* start RECORDS SUPPLIED *

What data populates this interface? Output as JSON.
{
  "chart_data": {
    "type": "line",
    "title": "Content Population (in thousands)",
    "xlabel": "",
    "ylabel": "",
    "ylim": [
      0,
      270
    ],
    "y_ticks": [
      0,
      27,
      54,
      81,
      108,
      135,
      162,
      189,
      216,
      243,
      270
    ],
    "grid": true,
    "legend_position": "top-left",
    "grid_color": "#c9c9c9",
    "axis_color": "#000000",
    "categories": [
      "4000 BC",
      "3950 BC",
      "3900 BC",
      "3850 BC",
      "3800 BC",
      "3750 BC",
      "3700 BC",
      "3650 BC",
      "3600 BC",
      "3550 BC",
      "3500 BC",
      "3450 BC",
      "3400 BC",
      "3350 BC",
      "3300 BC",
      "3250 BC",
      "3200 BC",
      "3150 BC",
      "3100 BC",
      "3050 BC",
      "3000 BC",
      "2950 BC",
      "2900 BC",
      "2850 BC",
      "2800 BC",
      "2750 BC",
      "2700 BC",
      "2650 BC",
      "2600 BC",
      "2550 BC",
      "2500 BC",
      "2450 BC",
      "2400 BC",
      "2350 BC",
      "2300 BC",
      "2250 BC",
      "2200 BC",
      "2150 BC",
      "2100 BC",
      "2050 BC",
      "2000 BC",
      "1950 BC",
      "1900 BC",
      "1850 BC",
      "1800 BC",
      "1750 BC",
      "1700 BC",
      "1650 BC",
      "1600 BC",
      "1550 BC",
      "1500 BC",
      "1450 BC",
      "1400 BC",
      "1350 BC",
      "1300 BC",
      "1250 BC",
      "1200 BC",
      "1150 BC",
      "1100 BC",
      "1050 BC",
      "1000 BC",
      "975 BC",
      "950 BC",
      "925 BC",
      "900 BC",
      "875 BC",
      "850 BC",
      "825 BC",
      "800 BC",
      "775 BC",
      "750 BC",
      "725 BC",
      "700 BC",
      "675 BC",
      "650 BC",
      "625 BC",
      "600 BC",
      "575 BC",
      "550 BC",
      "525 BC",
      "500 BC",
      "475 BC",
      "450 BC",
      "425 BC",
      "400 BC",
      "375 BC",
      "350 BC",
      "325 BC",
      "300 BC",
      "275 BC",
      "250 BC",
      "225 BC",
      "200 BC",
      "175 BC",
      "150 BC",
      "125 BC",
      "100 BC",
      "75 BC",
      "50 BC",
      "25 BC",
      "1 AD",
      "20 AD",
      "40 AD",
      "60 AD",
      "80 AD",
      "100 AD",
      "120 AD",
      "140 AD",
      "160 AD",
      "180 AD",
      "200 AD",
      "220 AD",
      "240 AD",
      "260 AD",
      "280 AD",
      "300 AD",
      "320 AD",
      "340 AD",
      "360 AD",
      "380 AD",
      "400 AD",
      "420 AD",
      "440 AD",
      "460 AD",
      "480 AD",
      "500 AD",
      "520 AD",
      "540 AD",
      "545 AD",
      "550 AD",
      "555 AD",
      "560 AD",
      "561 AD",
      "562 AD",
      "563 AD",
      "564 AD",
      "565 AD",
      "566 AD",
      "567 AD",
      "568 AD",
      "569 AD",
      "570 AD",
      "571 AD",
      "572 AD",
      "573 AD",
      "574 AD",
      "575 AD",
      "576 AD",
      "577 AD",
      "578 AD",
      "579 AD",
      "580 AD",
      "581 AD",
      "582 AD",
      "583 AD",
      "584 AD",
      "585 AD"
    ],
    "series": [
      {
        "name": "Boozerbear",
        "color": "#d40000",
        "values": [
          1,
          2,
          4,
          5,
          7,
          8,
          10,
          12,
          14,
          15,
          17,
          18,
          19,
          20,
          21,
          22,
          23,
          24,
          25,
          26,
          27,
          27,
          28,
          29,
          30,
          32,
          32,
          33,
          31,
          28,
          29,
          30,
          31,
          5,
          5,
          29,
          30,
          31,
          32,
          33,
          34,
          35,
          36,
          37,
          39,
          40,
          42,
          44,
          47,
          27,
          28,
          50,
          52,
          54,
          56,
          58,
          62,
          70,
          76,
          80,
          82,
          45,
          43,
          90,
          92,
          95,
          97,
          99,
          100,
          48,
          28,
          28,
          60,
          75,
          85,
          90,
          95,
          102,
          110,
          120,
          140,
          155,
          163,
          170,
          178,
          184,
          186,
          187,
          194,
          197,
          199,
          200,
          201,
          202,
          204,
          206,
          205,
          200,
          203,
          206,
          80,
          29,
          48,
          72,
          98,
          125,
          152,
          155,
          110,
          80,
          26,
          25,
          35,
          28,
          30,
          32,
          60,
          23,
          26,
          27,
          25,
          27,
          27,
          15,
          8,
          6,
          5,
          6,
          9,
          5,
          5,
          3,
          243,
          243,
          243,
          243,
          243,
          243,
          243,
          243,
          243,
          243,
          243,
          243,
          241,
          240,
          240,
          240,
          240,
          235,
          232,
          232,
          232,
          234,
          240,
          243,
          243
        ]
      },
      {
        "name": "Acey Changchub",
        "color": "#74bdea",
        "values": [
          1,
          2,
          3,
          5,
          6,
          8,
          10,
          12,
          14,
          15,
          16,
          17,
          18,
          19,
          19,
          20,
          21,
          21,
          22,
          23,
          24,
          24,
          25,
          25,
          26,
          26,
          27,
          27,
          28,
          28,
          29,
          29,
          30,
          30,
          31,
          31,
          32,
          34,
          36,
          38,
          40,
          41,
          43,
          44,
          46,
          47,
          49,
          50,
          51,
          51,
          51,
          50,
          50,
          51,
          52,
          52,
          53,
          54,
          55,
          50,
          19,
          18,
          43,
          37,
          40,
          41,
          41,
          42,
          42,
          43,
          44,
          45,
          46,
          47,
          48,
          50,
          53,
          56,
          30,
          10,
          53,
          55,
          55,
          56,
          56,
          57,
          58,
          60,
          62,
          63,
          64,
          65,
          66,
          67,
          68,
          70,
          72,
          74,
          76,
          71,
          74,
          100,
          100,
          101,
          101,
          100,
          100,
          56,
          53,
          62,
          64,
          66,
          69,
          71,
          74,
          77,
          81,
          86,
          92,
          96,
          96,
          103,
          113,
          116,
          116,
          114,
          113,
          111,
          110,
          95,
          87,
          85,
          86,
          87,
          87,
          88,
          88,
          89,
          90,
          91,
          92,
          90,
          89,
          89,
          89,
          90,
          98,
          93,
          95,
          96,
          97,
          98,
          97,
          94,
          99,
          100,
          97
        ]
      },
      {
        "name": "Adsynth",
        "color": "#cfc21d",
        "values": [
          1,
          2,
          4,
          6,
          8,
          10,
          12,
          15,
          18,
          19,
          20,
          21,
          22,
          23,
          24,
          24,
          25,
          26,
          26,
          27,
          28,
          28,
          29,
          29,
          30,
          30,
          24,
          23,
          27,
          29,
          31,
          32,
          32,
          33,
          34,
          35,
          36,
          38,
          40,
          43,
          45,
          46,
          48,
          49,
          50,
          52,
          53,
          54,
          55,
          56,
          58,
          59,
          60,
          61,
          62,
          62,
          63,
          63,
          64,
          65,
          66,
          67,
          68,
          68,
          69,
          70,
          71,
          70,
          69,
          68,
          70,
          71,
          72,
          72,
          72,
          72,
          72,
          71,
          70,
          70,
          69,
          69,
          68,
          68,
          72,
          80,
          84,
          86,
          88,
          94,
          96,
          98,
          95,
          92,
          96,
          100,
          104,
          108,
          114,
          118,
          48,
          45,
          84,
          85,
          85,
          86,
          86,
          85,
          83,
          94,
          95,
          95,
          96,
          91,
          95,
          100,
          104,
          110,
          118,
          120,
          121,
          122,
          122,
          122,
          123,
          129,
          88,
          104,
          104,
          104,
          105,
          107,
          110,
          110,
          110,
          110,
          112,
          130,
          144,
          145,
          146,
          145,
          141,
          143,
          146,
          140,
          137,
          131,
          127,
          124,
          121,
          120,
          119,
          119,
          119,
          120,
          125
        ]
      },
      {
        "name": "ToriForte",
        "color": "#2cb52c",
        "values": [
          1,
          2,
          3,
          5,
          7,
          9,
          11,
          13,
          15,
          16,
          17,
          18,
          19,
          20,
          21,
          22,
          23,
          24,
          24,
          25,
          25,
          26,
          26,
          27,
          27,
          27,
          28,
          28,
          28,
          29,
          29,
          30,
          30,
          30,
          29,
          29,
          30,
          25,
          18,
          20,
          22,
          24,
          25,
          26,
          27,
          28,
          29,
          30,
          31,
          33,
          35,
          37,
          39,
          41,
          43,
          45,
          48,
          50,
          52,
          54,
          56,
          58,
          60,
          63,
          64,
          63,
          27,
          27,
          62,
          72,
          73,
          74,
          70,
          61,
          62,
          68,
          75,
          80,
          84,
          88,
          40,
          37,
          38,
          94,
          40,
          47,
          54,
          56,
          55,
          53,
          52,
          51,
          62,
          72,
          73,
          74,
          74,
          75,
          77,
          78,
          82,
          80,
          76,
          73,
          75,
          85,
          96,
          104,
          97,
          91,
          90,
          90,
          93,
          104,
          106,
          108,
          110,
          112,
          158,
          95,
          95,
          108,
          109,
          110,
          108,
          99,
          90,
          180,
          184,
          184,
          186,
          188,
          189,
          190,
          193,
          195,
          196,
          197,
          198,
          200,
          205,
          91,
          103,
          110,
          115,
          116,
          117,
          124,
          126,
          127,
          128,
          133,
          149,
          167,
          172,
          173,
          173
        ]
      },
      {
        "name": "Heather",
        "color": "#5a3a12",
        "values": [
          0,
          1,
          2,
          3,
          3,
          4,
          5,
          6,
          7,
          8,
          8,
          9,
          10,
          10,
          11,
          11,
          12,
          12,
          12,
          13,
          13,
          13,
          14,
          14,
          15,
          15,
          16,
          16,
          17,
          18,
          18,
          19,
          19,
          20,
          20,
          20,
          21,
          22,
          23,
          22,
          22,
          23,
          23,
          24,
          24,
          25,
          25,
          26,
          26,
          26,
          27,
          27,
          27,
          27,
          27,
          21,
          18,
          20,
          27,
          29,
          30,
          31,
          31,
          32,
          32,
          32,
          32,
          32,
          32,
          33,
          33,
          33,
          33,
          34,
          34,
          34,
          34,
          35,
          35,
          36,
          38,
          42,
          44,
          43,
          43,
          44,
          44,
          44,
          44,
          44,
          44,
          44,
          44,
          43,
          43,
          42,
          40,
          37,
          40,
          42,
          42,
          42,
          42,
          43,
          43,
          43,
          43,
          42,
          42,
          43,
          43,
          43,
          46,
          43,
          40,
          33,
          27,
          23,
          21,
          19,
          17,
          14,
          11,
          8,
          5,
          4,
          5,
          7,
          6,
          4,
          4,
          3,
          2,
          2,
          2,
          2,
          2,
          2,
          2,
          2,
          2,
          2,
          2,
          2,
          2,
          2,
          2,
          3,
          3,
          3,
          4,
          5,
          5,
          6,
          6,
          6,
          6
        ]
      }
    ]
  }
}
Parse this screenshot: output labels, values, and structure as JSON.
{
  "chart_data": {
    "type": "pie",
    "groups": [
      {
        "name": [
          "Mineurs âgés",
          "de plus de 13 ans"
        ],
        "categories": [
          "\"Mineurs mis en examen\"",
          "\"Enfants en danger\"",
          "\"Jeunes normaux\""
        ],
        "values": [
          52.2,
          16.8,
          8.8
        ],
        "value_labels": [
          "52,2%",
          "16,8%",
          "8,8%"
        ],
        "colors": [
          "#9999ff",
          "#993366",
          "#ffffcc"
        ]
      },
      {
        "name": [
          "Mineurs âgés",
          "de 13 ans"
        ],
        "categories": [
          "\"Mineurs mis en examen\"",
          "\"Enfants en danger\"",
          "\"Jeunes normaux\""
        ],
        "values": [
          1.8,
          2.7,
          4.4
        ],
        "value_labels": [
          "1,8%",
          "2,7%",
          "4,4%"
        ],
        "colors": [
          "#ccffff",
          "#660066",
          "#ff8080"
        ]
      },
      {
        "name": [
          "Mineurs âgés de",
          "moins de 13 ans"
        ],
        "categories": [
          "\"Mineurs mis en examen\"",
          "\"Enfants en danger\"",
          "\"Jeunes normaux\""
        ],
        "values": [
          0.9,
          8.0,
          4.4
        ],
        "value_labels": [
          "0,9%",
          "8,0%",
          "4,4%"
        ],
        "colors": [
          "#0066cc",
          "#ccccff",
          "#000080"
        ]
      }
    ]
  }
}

* end RECORDS SUPPLIED *

# DO THIS:
Write out only what runs from the line holding "Parse this screenshot: output" through the last line of the records, exactly as shown.

# WRITTEN SOLUTION:
Parse this screenshot: output labels, values, and structure as JSON.
{
  "chart_data": {
    "type": "pie",
    "groups": [
      {
        "name": [
          "Mineurs âgés",
          "de plus de 13 ans"
        ],
        "categories": [
          "\"Mineurs mis en examen\"",
          "\"Enfants en danger\"",
          "\"Jeunes normaux\""
        ],
        "values": [
          52.2,
          16.8,
          8.8
        ],
        "value_labels": [
          "52,2%",
          "16,8%",
          "8,8%"
        ],
        "colors": [
          "#9999ff",
          "#993366",
          "#ffffcc"
        ]
      },
      {
        "name": [
          "Mineurs âgés",
          "de 13 ans"
        ],
        "categories": [
          "\"Mineurs mis en examen\"",
          "\"Enfants en danger\"",
          "\"Jeunes normaux\""
        ],
        "values": [
          1.8,
          2.7,
          4.4
        ],
        "value_labels": [
          "1,8%",
          "2,7%",
          "4,4%"
        ],
        "colors": [
          "#ccffff",
          "#660066",
          "#ff8080"
        ]
      },
      {
        "name": [
          "Mineurs âgés de",
          "moins de 13 ans"
        ],
        "categories": [
          "\"Mineurs mis en examen\"",
          "\"Enfants en danger\"",
          "\"Jeunes normaux\""
        ],
        "values": [
          0.9,
          8.0,
          4.4
        ],
        "value_labels": [
          "0,9%",
          "8,0%",
          "4,4%"
        ],
        "colors": [
          "#0066cc",
          "#ccccff",
          "#000080"
        ]
      }
    ]
  }
}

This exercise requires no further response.